- _Stated task_: Copy out every line in the entries below that includes "Gibbs".
-- START --
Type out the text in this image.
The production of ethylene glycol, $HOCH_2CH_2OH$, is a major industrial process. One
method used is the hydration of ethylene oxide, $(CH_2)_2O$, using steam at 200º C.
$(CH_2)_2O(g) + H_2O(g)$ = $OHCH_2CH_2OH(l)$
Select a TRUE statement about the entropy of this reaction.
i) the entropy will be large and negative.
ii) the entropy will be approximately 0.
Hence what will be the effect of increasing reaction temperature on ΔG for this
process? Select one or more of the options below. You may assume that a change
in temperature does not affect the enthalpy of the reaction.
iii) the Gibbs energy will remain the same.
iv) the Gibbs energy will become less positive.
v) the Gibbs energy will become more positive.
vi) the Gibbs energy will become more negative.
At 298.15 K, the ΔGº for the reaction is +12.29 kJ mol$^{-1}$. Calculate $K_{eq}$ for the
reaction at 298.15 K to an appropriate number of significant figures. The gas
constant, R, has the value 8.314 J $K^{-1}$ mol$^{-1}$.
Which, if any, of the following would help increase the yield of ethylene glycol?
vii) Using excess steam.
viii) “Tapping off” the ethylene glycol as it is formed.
-- END --
- _Solution for this task_:
iii) the Gibbs energy will remain the same.
iv) the Gibbs energy will become less positive.
v) the Gibbs energy will become more positive.
vi) the Gibbs energy will become more negative.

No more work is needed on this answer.